Take every line where the string "HDiskStat" appears and copy it.

- Records for the task:
==*==

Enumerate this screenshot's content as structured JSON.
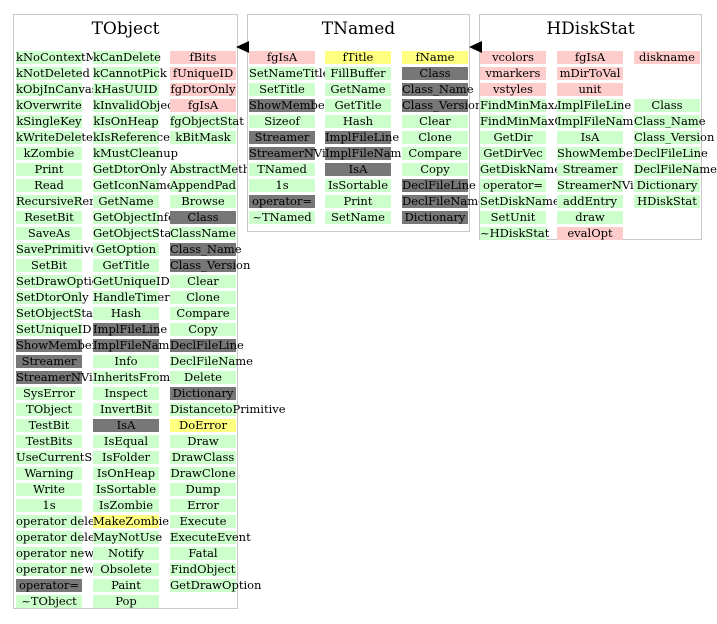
{
  "panels": [
    {
      "title": "TObject",
      "columns": [
        [
          {
            "t": "kNoContextMenu",
            "c": "g"
          },
          {
            "t": "kNotDeleted",
            "c": "g"
          },
          {
            "t": "kObjInCanvas",
            "c": "g"
          },
          {
            "t": "kOverwrite",
            "c": "g"
          },
          {
            "t": "kSingleKey",
            "c": "g"
          },
          {
            "t": "kWriteDelete",
            "c": "g"
          },
          {
            "t": "kZombie",
            "c": "g"
          },
          {
            "t": "Print",
            "c": "g"
          },
          {
            "t": "Read",
            "c": "g"
          },
          {
            "t": "RecursiveRemove",
            "c": "g"
          },
          {
            "t": "ResetBit",
            "c": "g"
          },
          {
            "t": "SaveAs",
            "c": "g"
          },
          {
            "t": "SavePrimitive",
            "c": "g"
          },
          {
            "t": "SetBit",
            "c": "g"
          },
          {
            "t": "SetDrawOption",
            "c": "g"
          },
          {
            "t": "SetDtorOnly",
            "c": "g"
          },
          {
            "t": "SetObjectStat",
            "c": "g"
          },
          {
            "t": "SetUniqueID",
            "c": "g"
          },
          {
            "t": "ShowMembers",
            "c": "d"
          },
          {
            "t": "Streamer",
            "c": "d"
          },
          {
            "t": "StreamerNVirtual",
            "c": "d"
          },
          {
            "t": "SysError",
            "c": "g"
          },
          {
            "t": "TObject",
            "c": "g"
          },
          {
            "t": "TestBit",
            "c": "g"
          },
          {
            "t": "TestBits",
            "c": "g"
          },
          {
            "t": "UseCurrentStyle",
            "c": "g"
          },
          {
            "t": "Warning",
            "c": "g"
          },
          {
            "t": "Write",
            "c": "g"
          },
          {
            "t": "1s",
            "c": "g"
          },
          {
            "t": "operator delete",
            "c": "g"
          },
          {
            "t": "operator delete[]",
            "c": "g"
          },
          {
            "t": "operator new",
            "c": "g"
          },
          {
            "t": "operator new[]",
            "c": "g"
          },
          {
            "t": "operator=",
            "c": "d"
          },
          {
            "t": "~TObject",
            "c": "g"
          }
        ],
        [
          {
            "t": "kCanDelete",
            "c": "g"
          },
          {
            "t": "kCannotPick",
            "c": "g"
          },
          {
            "t": "kHasUUID",
            "c": "g"
          },
          {
            "t": "kInvalidObject",
            "c": "g"
          },
          {
            "t": "kIsOnHeap",
            "c": "g"
          },
          {
            "t": "kIsReferenced",
            "c": "g"
          },
          {
            "t": "kMustCleanup",
            "c": "g"
          },
          {
            "t": "GetDtorOnly",
            "c": "g"
          },
          {
            "t": "GetIconName",
            "c": "g"
          },
          {
            "t": "GetName",
            "c": "g"
          },
          {
            "t": "GetObjectInfo",
            "c": "g"
          },
          {
            "t": "GetObjectStat",
            "c": "g"
          },
          {
            "t": "GetOption",
            "c": "g"
          },
          {
            "t": "GetTitle",
            "c": "g"
          },
          {
            "t": "GetUniqueID",
            "c": "g"
          },
          {
            "t": "HandleTimer",
            "c": "g"
          },
          {
            "t": "Hash",
            "c": "g"
          },
          {
            "t": "ImplFileLine",
            "c": "d"
          },
          {
            "t": "ImplFileName",
            "c": "d"
          },
          {
            "t": "Info",
            "c": "g"
          },
          {
            "t": "InheritsFrom",
            "c": "g"
          },
          {
            "t": "Inspect",
            "c": "g"
          },
          {
            "t": "InvertBit",
            "c": "g"
          },
          {
            "t": "IsA",
            "c": "d"
          },
          {
            "t": "IsEqual",
            "c": "g"
          },
          {
            "t": "IsFolder",
            "c": "g"
          },
          {
            "t": "IsOnHeap",
            "c": "g"
          },
          {
            "t": "IsSortable",
            "c": "g"
          },
          {
            "t": "IsZombie",
            "c": "g"
          },
          {
            "t": "MakeZombie",
            "c": "y"
          },
          {
            "t": "MayNotUse",
            "c": "g"
          },
          {
            "t": "Notify",
            "c": "g"
          },
          {
            "t": "Obsolete",
            "c": "g"
          },
          {
            "t": "Paint",
            "c": "g"
          },
          {
            "t": "Pop",
            "c": "g"
          }
        ],
        [
          {
            "t": "fBits",
            "c": "p"
          },
          {
            "t": "fUniqueID",
            "c": "p"
          },
          {
            "t": "fgDtorOnly",
            "c": "p"
          },
          {
            "t": "fgIsA",
            "c": "p"
          },
          {
            "t": "fgObjectStat",
            "c": "g"
          },
          {
            "t": "kBitMask",
            "c": "g"
          },
          {
            "t": "",
            "c": "w"
          },
          {
            "t": "AbstractMethod",
            "c": "g"
          },
          {
            "t": "AppendPad",
            "c": "g"
          },
          {
            "t": "Browse",
            "c": "g"
          },
          {
            "t": "Class",
            "c": "d"
          },
          {
            "t": "ClassName",
            "c": "g"
          },
          {
            "t": "Class_Name",
            "c": "d"
          },
          {
            "t": "Class_Version",
            "c": "d"
          },
          {
            "t": "Clear",
            "c": "g"
          },
          {
            "t": "Clone",
            "c": "g"
          },
          {
            "t": "Compare",
            "c": "g"
          },
          {
            "t": "Copy",
            "c": "g"
          },
          {
            "t": "DeclFileLine",
            "c": "d"
          },
          {
            "t": "DeclFileName",
            "c": "g"
          },
          {
            "t": "Delete",
            "c": "g"
          },
          {
            "t": "Dictionary",
            "c": "d"
          },
          {
            "t": "DistancetoPrimitive",
            "c": "g"
          },
          {
            "t": "DoError",
            "c": "y"
          },
          {
            "t": "Draw",
            "c": "g"
          },
          {
            "t": "DrawClass",
            "c": "g"
          },
          {
            "t": "DrawClone",
            "c": "g"
          },
          {
            "t": "Dump",
            "c": "g"
          },
          {
            "t": "Error",
            "c": "g"
          },
          {
            "t": "Execute",
            "c": "g"
          },
          {
            "t": "ExecuteEvent",
            "c": "g"
          },
          {
            "t": "Fatal",
            "c": "g"
          },
          {
            "t": "FindObject",
            "c": "g"
          },
          {
            "t": "GetDrawOption",
            "c": "g"
          }
        ]
      ]
    },
    {
      "title": "TNamed",
      "columns": [
        [
          {
            "t": "fgIsA",
            "c": "p"
          },
          {
            "t": "SetNameTitle",
            "c": "g"
          },
          {
            "t": "SetTitle",
            "c": "g"
          },
          {
            "t": "ShowMembers",
            "c": "d"
          },
          {
            "t": "Sizeof",
            "c": "g"
          },
          {
            "t": "Streamer",
            "c": "d"
          },
          {
            "t": "StreamerNVirtual",
            "c": "d"
          },
          {
            "t": "TNamed",
            "c": "g"
          },
          {
            "t": "1s",
            "c": "g"
          },
          {
            "t": "operator=",
            "c": "d"
          },
          {
            "t": "~TNamed",
            "c": "g"
          }
        ],
        [
          {
            "t": "fTitle",
            "c": "y"
          },
          {
            "t": "FillBuffer",
            "c": "g"
          },
          {
            "t": "GetName",
            "c": "g"
          },
          {
            "t": "GetTitle",
            "c": "g"
          },
          {
            "t": "Hash",
            "c": "g"
          },
          {
            "t": "ImplFileLine",
            "c": "d"
          },
          {
            "t": "ImplFileName",
            "c": "d"
          },
          {
            "t": "IsA",
            "c": "d"
          },
          {
            "t": "IsSortable",
            "c": "g"
          },
          {
            "t": "Print",
            "c": "g"
          },
          {
            "t": "SetName",
            "c": "g"
          }
        ],
        [
          {
            "t": "fName",
            "c": "y"
          },
          {
            "t": "Class",
            "c": "d"
          },
          {
            "t": "Class_Name",
            "c": "d"
          },
          {
            "t": "Class_Version",
            "c": "d"
          },
          {
            "t": "Clear",
            "c": "g"
          },
          {
            "t": "Clone",
            "c": "g"
          },
          {
            "t": "Compare",
            "c": "g"
          },
          {
            "t": "Copy",
            "c": "g"
          },
          {
            "t": "DeclFileLine",
            "c": "d"
          },
          {
            "t": "DeclFileName",
            "c": "d"
          },
          {
            "t": "Dictionary",
            "c": "d"
          }
        ]
      ]
    },
    {
      "title": "HDiskStat",
      "columns": [
        [
          {
            "t": "vcolors",
            "c": "p"
          },
          {
            "t": "vmarkers",
            "c": "p"
          },
          {
            "t": "vstyles",
            "c": "p"
          },
          {
            "t": "FindMinMaxAll",
            "c": "g"
          },
          {
            "t": "FindMinMaxGraph",
            "c": "g"
          },
          {
            "t": "GetDir",
            "c": "g"
          },
          {
            "t": "GetDirVec",
            "c": "g"
          },
          {
            "t": "GetDiskName",
            "c": "g"
          },
          {
            "t": "operator=",
            "c": "g"
          },
          {
            "t": "SetDiskName",
            "c": "g"
          },
          {
            "t": "SetUnit",
            "c": "g"
          },
          {
            "t": "~HDiskStat",
            "c": "g"
          }
        ],
        [
          {
            "t": "fgIsA",
            "c": "p"
          },
          {
            "t": "mDirToVal",
            "c": "p"
          },
          {
            "t": "unit",
            "c": "p"
          },
          {
            "t": "ImplFileLine",
            "c": "g"
          },
          {
            "t": "ImplFileName",
            "c": "g"
          },
          {
            "t": "IsA",
            "c": "g"
          },
          {
            "t": "ShowMembers",
            "c": "g"
          },
          {
            "t": "Streamer",
            "c": "g"
          },
          {
            "t": "StreamerNVirtual",
            "c": "g"
          },
          {
            "t": "addEntry",
            "c": "g"
          },
          {
            "t": "draw",
            "c": "g"
          },
          {
            "t": "evalOpt",
            "c": "p"
          }
        ],
        [
          {
            "t": "diskname",
            "c": "p"
          },
          {
            "t": "",
            "c": "w"
          },
          {
            "t": "",
            "c": "w"
          },
          {
            "t": "Class",
            "c": "g"
          },
          {
            "t": "Class_Name",
            "c": "g"
          },
          {
            "t": "Class_Version",
            "c": "g"
          },
          {
            "t": "DeclFileLine",
            "c": "g"
          },
          {
            "t": "DeclFileName",
            "c": "g"
          },
          {
            "t": "Dictionary",
            "c": "g"
          },
          {
            "t": "HDiskStat",
            "c": "g"
          }
        ]
      ]
    }
  ],
  "arrow_color": "#000000"
}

==*==

- Exercise result:
      "title": "HDiskStat",
            "t": "~HDiskStat",
            "t": "HDiskStat",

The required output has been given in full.